Recorded data:
▶
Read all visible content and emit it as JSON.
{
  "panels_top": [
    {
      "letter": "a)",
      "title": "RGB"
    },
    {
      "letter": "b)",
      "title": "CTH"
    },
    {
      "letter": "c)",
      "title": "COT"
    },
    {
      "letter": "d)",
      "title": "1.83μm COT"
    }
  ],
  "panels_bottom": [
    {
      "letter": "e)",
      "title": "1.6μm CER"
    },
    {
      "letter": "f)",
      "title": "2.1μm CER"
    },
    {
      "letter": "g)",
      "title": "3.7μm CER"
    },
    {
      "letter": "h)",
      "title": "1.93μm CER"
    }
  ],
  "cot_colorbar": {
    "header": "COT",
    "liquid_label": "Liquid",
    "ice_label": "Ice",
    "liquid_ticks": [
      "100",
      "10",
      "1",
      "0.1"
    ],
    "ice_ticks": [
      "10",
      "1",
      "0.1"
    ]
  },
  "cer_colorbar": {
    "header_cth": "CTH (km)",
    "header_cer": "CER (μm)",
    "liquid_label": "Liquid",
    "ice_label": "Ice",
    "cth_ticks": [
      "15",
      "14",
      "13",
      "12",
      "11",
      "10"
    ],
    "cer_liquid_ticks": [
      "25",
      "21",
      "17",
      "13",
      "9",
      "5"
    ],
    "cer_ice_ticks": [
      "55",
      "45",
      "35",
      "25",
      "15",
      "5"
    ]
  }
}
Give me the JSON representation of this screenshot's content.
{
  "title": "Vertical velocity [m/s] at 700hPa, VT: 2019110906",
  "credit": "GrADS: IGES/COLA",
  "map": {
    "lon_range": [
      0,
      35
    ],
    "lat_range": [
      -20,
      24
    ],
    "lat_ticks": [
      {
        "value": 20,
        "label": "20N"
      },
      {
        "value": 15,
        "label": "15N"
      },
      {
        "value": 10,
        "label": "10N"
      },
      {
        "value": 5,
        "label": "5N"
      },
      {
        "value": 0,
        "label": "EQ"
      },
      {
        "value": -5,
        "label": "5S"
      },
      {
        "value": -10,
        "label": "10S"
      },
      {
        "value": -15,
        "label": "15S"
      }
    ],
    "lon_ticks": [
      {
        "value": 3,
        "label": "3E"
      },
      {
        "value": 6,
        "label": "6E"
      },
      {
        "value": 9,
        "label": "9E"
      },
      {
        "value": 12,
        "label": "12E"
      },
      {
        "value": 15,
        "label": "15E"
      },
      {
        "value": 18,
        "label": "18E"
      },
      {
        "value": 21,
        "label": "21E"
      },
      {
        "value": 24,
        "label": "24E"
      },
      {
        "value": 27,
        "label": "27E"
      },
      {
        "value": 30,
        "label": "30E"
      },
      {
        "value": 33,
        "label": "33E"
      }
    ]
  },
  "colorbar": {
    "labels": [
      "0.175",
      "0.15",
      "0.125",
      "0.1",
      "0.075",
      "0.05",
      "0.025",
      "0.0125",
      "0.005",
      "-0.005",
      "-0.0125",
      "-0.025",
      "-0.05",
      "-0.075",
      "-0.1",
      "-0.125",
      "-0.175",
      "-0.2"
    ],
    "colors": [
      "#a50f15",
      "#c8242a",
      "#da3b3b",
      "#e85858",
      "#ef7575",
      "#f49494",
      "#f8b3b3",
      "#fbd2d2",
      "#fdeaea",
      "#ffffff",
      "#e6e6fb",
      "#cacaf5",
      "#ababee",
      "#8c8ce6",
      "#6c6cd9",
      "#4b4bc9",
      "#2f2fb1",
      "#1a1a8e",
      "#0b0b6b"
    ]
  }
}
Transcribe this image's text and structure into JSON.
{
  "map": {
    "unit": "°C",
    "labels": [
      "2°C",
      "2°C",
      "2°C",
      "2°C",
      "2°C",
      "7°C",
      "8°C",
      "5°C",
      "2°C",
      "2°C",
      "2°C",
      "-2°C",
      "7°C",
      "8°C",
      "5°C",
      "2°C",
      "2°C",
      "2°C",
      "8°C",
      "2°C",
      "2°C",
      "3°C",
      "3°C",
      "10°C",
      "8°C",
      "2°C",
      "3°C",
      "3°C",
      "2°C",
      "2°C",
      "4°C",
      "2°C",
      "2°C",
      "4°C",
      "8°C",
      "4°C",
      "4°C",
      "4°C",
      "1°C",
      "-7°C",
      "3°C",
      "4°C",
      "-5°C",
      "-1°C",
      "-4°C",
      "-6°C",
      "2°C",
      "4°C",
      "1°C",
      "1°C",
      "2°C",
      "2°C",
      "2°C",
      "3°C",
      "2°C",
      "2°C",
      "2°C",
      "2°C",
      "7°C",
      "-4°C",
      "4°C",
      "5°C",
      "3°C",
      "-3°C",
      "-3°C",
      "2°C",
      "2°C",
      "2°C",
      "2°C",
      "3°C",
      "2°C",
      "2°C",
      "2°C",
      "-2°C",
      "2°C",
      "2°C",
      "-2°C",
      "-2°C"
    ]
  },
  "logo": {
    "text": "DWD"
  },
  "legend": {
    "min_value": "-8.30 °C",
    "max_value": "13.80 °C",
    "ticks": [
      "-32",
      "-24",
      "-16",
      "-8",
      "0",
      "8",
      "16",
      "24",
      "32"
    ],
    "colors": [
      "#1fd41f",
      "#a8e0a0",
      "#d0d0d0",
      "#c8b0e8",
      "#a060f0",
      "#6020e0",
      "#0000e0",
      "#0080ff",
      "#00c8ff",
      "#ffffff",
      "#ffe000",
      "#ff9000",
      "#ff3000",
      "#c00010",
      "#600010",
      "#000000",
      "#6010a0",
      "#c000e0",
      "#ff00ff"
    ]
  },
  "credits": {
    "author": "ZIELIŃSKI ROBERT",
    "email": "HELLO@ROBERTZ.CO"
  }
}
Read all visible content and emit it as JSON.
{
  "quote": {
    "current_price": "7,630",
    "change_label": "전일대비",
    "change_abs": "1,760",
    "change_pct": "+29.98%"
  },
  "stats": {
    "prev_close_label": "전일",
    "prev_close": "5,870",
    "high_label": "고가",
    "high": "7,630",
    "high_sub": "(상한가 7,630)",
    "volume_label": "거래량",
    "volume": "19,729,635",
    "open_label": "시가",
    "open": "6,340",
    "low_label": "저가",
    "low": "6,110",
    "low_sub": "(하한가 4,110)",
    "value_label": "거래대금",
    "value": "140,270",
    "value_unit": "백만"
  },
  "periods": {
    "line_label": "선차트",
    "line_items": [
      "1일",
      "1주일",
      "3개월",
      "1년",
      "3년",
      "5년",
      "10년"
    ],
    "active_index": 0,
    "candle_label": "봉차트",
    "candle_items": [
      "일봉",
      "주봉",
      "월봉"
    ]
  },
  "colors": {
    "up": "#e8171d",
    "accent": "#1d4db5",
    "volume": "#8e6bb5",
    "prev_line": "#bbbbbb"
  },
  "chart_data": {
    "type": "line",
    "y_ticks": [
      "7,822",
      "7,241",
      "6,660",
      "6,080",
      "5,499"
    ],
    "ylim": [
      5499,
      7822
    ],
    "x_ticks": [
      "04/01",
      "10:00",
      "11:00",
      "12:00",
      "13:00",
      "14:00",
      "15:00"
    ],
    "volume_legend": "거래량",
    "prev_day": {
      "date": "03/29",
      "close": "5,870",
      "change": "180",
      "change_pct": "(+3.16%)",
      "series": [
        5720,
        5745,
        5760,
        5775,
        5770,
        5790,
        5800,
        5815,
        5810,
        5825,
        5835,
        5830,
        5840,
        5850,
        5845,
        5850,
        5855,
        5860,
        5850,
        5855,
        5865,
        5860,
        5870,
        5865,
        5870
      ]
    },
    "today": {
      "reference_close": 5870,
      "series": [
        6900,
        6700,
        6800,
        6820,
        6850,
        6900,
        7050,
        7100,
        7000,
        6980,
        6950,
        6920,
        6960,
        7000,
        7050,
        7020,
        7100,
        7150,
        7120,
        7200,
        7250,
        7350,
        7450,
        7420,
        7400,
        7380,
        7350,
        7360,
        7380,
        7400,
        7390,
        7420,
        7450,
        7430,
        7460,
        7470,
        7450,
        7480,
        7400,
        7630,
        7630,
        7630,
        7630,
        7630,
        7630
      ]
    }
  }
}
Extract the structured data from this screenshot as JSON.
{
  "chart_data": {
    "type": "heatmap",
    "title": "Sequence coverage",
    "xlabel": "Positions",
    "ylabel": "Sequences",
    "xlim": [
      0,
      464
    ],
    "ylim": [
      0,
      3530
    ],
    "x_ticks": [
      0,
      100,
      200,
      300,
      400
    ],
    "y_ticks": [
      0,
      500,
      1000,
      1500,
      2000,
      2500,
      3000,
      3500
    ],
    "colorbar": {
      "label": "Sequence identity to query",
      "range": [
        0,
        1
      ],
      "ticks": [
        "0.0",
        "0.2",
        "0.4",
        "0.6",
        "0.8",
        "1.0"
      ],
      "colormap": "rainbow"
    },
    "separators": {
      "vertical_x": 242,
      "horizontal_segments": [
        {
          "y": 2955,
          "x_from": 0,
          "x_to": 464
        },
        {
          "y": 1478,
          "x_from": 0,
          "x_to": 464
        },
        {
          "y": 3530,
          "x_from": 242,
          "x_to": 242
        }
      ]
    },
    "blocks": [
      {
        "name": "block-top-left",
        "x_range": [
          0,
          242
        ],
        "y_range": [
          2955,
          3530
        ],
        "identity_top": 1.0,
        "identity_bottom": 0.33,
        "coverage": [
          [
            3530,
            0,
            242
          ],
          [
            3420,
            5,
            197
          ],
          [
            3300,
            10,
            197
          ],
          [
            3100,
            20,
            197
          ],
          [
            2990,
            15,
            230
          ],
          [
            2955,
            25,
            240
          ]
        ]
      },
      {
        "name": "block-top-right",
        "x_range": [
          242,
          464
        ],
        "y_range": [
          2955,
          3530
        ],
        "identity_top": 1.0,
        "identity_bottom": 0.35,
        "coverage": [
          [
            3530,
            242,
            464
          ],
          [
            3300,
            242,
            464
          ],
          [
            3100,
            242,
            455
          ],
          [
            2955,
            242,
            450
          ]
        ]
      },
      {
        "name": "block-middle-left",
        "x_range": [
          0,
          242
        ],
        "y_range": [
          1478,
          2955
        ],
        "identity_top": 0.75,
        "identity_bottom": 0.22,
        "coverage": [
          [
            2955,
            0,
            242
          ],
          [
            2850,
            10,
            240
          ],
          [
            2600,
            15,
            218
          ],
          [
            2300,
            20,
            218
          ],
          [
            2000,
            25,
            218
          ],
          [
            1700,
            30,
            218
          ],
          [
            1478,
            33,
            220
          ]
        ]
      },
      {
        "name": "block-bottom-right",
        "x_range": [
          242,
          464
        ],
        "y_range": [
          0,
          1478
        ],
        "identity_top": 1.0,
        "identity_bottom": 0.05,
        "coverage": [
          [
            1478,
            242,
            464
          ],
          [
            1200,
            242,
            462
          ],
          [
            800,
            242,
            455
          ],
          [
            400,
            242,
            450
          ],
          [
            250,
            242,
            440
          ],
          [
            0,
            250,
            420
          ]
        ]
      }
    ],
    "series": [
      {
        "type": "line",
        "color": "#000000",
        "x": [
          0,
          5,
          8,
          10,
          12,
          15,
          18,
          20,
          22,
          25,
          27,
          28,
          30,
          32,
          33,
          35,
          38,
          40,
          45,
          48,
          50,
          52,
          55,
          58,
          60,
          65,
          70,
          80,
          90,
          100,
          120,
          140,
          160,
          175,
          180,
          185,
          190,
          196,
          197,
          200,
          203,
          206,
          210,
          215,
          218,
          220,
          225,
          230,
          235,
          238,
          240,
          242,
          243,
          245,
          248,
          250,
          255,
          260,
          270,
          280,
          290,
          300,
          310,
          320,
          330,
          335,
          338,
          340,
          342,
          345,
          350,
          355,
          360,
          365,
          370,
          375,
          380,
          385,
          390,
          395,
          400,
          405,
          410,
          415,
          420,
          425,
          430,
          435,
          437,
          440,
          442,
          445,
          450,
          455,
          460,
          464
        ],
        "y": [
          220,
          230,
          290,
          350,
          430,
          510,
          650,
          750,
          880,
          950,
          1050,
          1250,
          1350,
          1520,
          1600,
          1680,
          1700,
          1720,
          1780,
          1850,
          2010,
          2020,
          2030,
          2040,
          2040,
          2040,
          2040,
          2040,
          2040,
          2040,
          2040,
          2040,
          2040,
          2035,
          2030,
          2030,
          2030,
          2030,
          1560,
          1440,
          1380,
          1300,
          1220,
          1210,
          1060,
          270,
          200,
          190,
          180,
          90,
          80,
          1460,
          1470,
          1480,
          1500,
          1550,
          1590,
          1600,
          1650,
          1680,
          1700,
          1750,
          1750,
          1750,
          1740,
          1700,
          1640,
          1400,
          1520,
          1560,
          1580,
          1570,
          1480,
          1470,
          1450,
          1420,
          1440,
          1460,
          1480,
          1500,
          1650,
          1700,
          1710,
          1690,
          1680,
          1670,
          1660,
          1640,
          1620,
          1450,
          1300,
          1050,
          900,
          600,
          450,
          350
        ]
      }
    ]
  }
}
◀
▶ TASK DETAILS
Using the listing, copy every line where the word "text" shows up.

▶ WRITTEN REPLY
Transcribe this image's text and structure into JSON.
    "text": "DWD"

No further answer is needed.